# [Problem requirements]
Quote the records that follow in full and exactly; leave out the pictures.

┌──

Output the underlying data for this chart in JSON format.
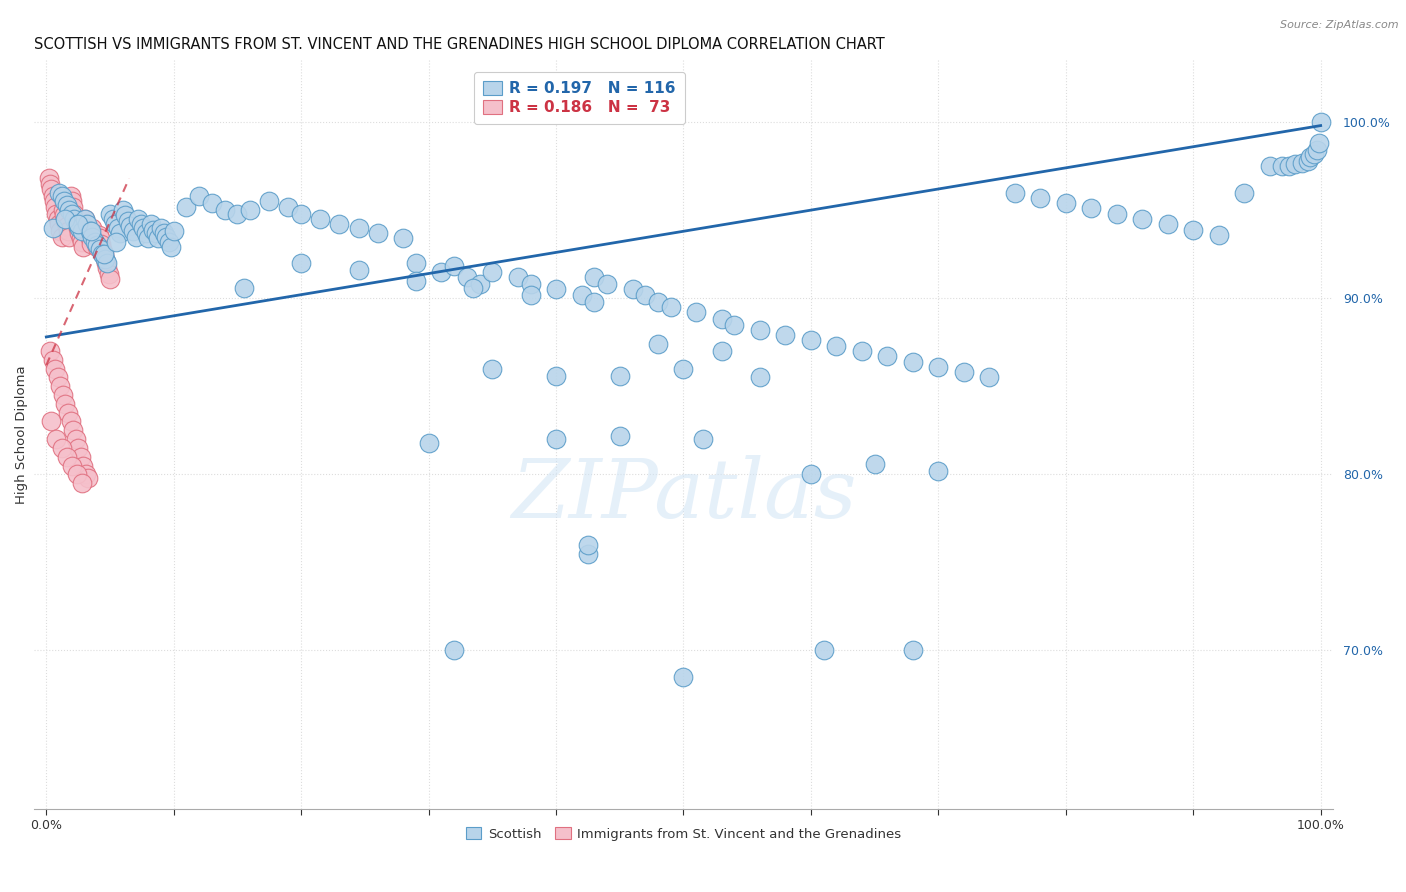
{
  "title": "SCOTTISH VS IMMIGRANTS FROM ST. VINCENT AND THE GRENADINES HIGH SCHOOL DIPLOMA CORRELATION CHART",
  "source": "Source: ZipAtlas.com",
  "ylabel": "High School Diploma",
  "watermark": "ZIPatlas",
  "scottish_color": "#b8d4ea",
  "scottish_edge": "#5b9dc9",
  "immigrants_color": "#f5c0cb",
  "immigrants_edge": "#e07080",
  "trend_color": "#2266aa",
  "pink_trend_color": "#cc3344",
  "background_color": "#ffffff",
  "grid_color": "#dddddd",
  "title_fontsize": 10.5,
  "marker_size": 180,
  "scottish_x": [
    0.01,
    0.012,
    0.014,
    0.016,
    0.018,
    0.02,
    0.022,
    0.024,
    0.026,
    0.028,
    0.03,
    0.032,
    0.034,
    0.036,
    0.038,
    0.04,
    0.042,
    0.044,
    0.046,
    0.048,
    0.05,
    0.052,
    0.054,
    0.056,
    0.058,
    0.06,
    0.062,
    0.064,
    0.066,
    0.068,
    0.07,
    0.072,
    0.074,
    0.076,
    0.078,
    0.08,
    0.082,
    0.084,
    0.086,
    0.088,
    0.09,
    0.092,
    0.094,
    0.096,
    0.098,
    0.1,
    0.11,
    0.12,
    0.13,
    0.14,
    0.15,
    0.16,
    0.175,
    0.19,
    0.2,
    0.215,
    0.23,
    0.245,
    0.26,
    0.28,
    0.29,
    0.31,
    0.32,
    0.33,
    0.34,
    0.35,
    0.37,
    0.38,
    0.4,
    0.42,
    0.43,
    0.44,
    0.46,
    0.47,
    0.48,
    0.49,
    0.51,
    0.53,
    0.54,
    0.56,
    0.58,
    0.6,
    0.62,
    0.64,
    0.66,
    0.68,
    0.7,
    0.72,
    0.74,
    0.76,
    0.78,
    0.8,
    0.82,
    0.84,
    0.86,
    0.88,
    0.9,
    0.92,
    0.94,
    0.96,
    0.97,
    0.975,
    0.98,
    0.985,
    0.99,
    0.992,
    0.995,
    0.997,
    0.999,
    1.0,
    0.005,
    0.015,
    0.025,
    0.035,
    0.045,
    0.055
  ],
  "scottish_y": [
    0.96,
    0.958,
    0.955,
    0.953,
    0.95,
    0.948,
    0.945,
    0.942,
    0.94,
    0.938,
    0.945,
    0.942,
    0.938,
    0.935,
    0.932,
    0.93,
    0.928,
    0.925,
    0.922,
    0.92,
    0.948,
    0.945,
    0.942,
    0.94,
    0.937,
    0.95,
    0.947,
    0.944,
    0.941,
    0.938,
    0.935,
    0.945,
    0.942,
    0.94,
    0.937,
    0.934,
    0.942,
    0.939,
    0.937,
    0.934,
    0.94,
    0.937,
    0.935,
    0.932,
    0.929,
    0.938,
    0.952,
    0.958,
    0.954,
    0.95,
    0.948,
    0.95,
    0.955,
    0.952,
    0.948,
    0.945,
    0.942,
    0.94,
    0.937,
    0.934,
    0.92,
    0.915,
    0.918,
    0.912,
    0.908,
    0.915,
    0.912,
    0.908,
    0.905,
    0.902,
    0.912,
    0.908,
    0.905,
    0.902,
    0.898,
    0.895,
    0.892,
    0.888,
    0.885,
    0.882,
    0.879,
    0.876,
    0.873,
    0.87,
    0.867,
    0.864,
    0.861,
    0.858,
    0.855,
    0.96,
    0.957,
    0.954,
    0.951,
    0.948,
    0.945,
    0.942,
    0.939,
    0.936,
    0.96,
    0.975,
    0.975,
    0.975,
    0.976,
    0.977,
    0.978,
    0.98,
    0.982,
    0.984,
    0.988,
    1.0,
    0.94,
    0.945,
    0.942,
    0.938,
    0.925,
    0.932
  ],
  "scottish_x2": [
    0.155,
    0.2,
    0.245,
    0.29,
    0.335,
    0.38,
    0.43,
    0.48,
    0.53,
    0.35,
    0.4,
    0.45,
    0.5,
    0.56,
    0.3,
    0.4,
    0.45,
    0.515,
    0.6,
    0.65,
    0.7
  ],
  "scottish_y2": [
    0.906,
    0.92,
    0.916,
    0.91,
    0.906,
    0.902,
    0.898,
    0.874,
    0.87,
    0.86,
    0.856,
    0.856,
    0.86,
    0.855,
    0.818,
    0.82,
    0.822,
    0.82,
    0.8,
    0.806,
    0.802
  ],
  "scottish_x3": [
    0.32,
    0.425,
    0.425,
    0.5,
    0.61,
    0.68
  ],
  "scottish_y3": [
    0.7,
    0.755,
    0.76,
    0.685,
    0.7,
    0.7
  ],
  "immigrants_x": [
    0.002,
    0.003,
    0.004,
    0.005,
    0.006,
    0.007,
    0.008,
    0.009,
    0.01,
    0.011,
    0.012,
    0.013,
    0.014,
    0.015,
    0.016,
    0.017,
    0.018,
    0.019,
    0.02,
    0.021,
    0.022,
    0.023,
    0.024,
    0.025,
    0.026,
    0.027,
    0.028,
    0.029,
    0.03,
    0.031,
    0.032,
    0.033,
    0.034,
    0.035,
    0.036,
    0.037,
    0.038,
    0.039,
    0.04,
    0.041,
    0.042,
    0.043,
    0.044,
    0.045,
    0.046,
    0.047,
    0.048,
    0.049,
    0.05,
    0.003,
    0.005,
    0.007,
    0.009,
    0.011,
    0.013,
    0.015,
    0.017,
    0.019,
    0.021,
    0.023,
    0.025,
    0.027,
    0.029,
    0.031,
    0.033,
    0.004,
    0.008,
    0.012,
    0.016,
    0.02,
    0.024,
    0.028
  ],
  "immigrants_y": [
    0.968,
    0.965,
    0.962,
    0.958,
    0.955,
    0.952,
    0.948,
    0.945,
    0.942,
    0.938,
    0.935,
    0.95,
    0.947,
    0.944,
    0.941,
    0.938,
    0.935,
    0.958,
    0.955,
    0.952,
    0.948,
    0.945,
    0.942,
    0.94,
    0.937,
    0.934,
    0.932,
    0.929,
    0.945,
    0.942,
    0.94,
    0.937,
    0.934,
    0.931,
    0.94,
    0.937,
    0.935,
    0.932,
    0.929,
    0.936,
    0.934,
    0.931,
    0.928,
    0.925,
    0.922,
    0.92,
    0.917,
    0.914,
    0.911,
    0.87,
    0.865,
    0.86,
    0.855,
    0.85,
    0.845,
    0.84,
    0.835,
    0.83,
    0.825,
    0.82,
    0.815,
    0.81,
    0.805,
    0.8,
    0.798,
    0.83,
    0.82,
    0.815,
    0.81,
    0.805,
    0.8,
    0.795
  ],
  "xlim": [
    -0.01,
    1.01
  ],
  "ylim": [
    0.61,
    1.035
  ],
  "trend_x": [
    0.0,
    1.0
  ],
  "trend_y": [
    0.878,
    0.998
  ],
  "pink_trend_x": [
    0.0,
    0.065
  ],
  "pink_trend_y": [
    0.862,
    0.968
  ]
}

└──

# [Answer to the task]
Output the underlying data for this chart in JSON format.
{
  "title": "SCOTTISH VS IMMIGRANTS FROM ST. VINCENT AND THE GRENADINES HIGH SCHOOL DIPLOMA CORRELATION CHART",
  "source": "Source: ZipAtlas.com",
  "ylabel": "High School Diploma",
  "watermark": "ZIPatlas",
  "scottish_color": "#b8d4ea",
  "scottish_edge": "#5b9dc9",
  "immigrants_color": "#f5c0cb",
  "immigrants_edge": "#e07080",
  "trend_color": "#2266aa",
  "pink_trend_color": "#cc3344",
  "background_color": "#ffffff",
  "grid_color": "#dddddd",
  "title_fontsize": 10.5,
  "marker_size": 180,
  "scottish_x": [
    0.01,
    0.012,
    0.014,
    0.016,
    0.018,
    0.02,
    0.022,
    0.024,
    0.026,
    0.028,
    0.03,
    0.032,
    0.034,
    0.036,
    0.038,
    0.04,
    0.042,
    0.044,
    0.046,
    0.048,
    0.05,
    0.052,
    0.054,
    0.056,
    0.058,
    0.06,
    0.062,
    0.064,
    0.066,
    0.068,
    0.07,
    0.072,
    0.074,
    0.076,
    0.078,
    0.08,
    0.082,
    0.084,
    0.086,
    0.088,
    0.09,
    0.092,
    0.094,
    0.096,
    0.098,
    0.1,
    0.11,
    0.12,
    0.13,
    0.14,
    0.15,
    0.16,
    0.175,
    0.19,
    0.2,
    0.215,
    0.23,
    0.245,
    0.26,
    0.28,
    0.29,
    0.31,
    0.32,
    0.33,
    0.34,
    0.35,
    0.37,
    0.38,
    0.4,
    0.42,
    0.43,
    0.44,
    0.46,
    0.47,
    0.48,
    0.49,
    0.51,
    0.53,
    0.54,
    0.56,
    0.58,
    0.6,
    0.62,
    0.64,
    0.66,
    0.68,
    0.7,
    0.72,
    0.74,
    0.76,
    0.78,
    0.8,
    0.82,
    0.84,
    0.86,
    0.88,
    0.9,
    0.92,
    0.94,
    0.96,
    0.97,
    0.975,
    0.98,
    0.985,
    0.99,
    0.992,
    0.995,
    0.997,
    0.999,
    1.0,
    0.005,
    0.015,
    0.025,
    0.035,
    0.045,
    0.055
  ],
  "scottish_y": [
    0.96,
    0.958,
    0.955,
    0.953,
    0.95,
    0.948,
    0.945,
    0.942,
    0.94,
    0.938,
    0.945,
    0.942,
    0.938,
    0.935,
    0.932,
    0.93,
    0.928,
    0.925,
    0.922,
    0.92,
    0.948,
    0.945,
    0.942,
    0.94,
    0.937,
    0.95,
    0.947,
    0.944,
    0.941,
    0.938,
    0.935,
    0.945,
    0.942,
    0.94,
    0.937,
    0.934,
    0.942,
    0.939,
    0.937,
    0.934,
    0.94,
    0.937,
    0.935,
    0.932,
    0.929,
    0.938,
    0.952,
    0.958,
    0.954,
    0.95,
    0.948,
    0.95,
    0.955,
    0.952,
    0.948,
    0.945,
    0.942,
    0.94,
    0.937,
    0.934,
    0.92,
    0.915,
    0.918,
    0.912,
    0.908,
    0.915,
    0.912,
    0.908,
    0.905,
    0.902,
    0.912,
    0.908,
    0.905,
    0.902,
    0.898,
    0.895,
    0.892,
    0.888,
    0.885,
    0.882,
    0.879,
    0.876,
    0.873,
    0.87,
    0.867,
    0.864,
    0.861,
    0.858,
    0.855,
    0.96,
    0.957,
    0.954,
    0.951,
    0.948,
    0.945,
    0.942,
    0.939,
    0.936,
    0.96,
    0.975,
    0.975,
    0.975,
    0.976,
    0.977,
    0.978,
    0.98,
    0.982,
    0.984,
    0.988,
    1.0,
    0.94,
    0.945,
    0.942,
    0.938,
    0.925,
    0.932
  ],
  "scottish_x2": [
    0.155,
    0.2,
    0.245,
    0.29,
    0.335,
    0.38,
    0.43,
    0.48,
    0.53,
    0.35,
    0.4,
    0.45,
    0.5,
    0.56,
    0.3,
    0.4,
    0.45,
    0.515,
    0.6,
    0.65,
    0.7
  ],
  "scottish_y2": [
    0.906,
    0.92,
    0.916,
    0.91,
    0.906,
    0.902,
    0.898,
    0.874,
    0.87,
    0.86,
    0.856,
    0.856,
    0.86,
    0.855,
    0.818,
    0.82,
    0.822,
    0.82,
    0.8,
    0.806,
    0.802
  ],
  "scottish_x3": [
    0.32,
    0.425,
    0.425,
    0.5,
    0.61,
    0.68
  ],
  "scottish_y3": [
    0.7,
    0.755,
    0.76,
    0.685,
    0.7,
    0.7
  ],
  "immigrants_x": [
    0.002,
    0.003,
    0.004,
    0.005,
    0.006,
    0.007,
    0.008,
    0.009,
    0.01,
    0.011,
    0.012,
    0.013,
    0.014,
    0.015,
    0.016,
    0.017,
    0.018,
    0.019,
    0.02,
    0.021,
    0.022,
    0.023,
    0.024,
    0.025,
    0.026,
    0.027,
    0.028,
    0.029,
    0.03,
    0.031,
    0.032,
    0.033,
    0.034,
    0.035,
    0.036,
    0.037,
    0.038,
    0.039,
    0.04,
    0.041,
    0.042,
    0.043,
    0.044,
    0.045,
    0.046,
    0.047,
    0.048,
    0.049,
    0.05,
    0.003,
    0.005,
    0.007,
    0.009,
    0.011,
    0.013,
    0.015,
    0.017,
    0.019,
    0.021,
    0.023,
    0.025,
    0.027,
    0.029,
    0.031,
    0.033,
    0.004,
    0.008,
    0.012,
    0.016,
    0.02,
    0.024,
    0.028
  ],
  "immigrants_y": [
    0.968,
    0.965,
    0.962,
    0.958,
    0.955,
    0.952,
    0.948,
    0.945,
    0.942,
    0.938,
    0.935,
    0.95,
    0.947,
    0.944,
    0.941,
    0.938,
    0.935,
    0.958,
    0.955,
    0.952,
    0.948,
    0.945,
    0.942,
    0.94,
    0.937,
    0.934,
    0.932,
    0.929,
    0.945,
    0.942,
    0.94,
    0.937,
    0.934,
    0.931,
    0.94,
    0.937,
    0.935,
    0.932,
    0.929,
    0.936,
    0.934,
    0.931,
    0.928,
    0.925,
    0.922,
    0.92,
    0.917,
    0.914,
    0.911,
    0.87,
    0.865,
    0.86,
    0.855,
    0.85,
    0.845,
    0.84,
    0.835,
    0.83,
    0.825,
    0.82,
    0.815,
    0.81,
    0.805,
    0.8,
    0.798,
    0.83,
    0.82,
    0.815,
    0.81,
    0.805,
    0.8,
    0.795
  ],
  "xlim": [
    -0.01,
    1.01
  ],
  "ylim": [
    0.61,
    1.035
  ],
  "trend_x": [
    0.0,
    1.0
  ],
  "trend_y": [
    0.878,
    0.998
  ],
  "pink_trend_x": [
    0.0,
    0.065
  ],
  "pink_trend_y": [
    0.862,
    0.968
  ]
}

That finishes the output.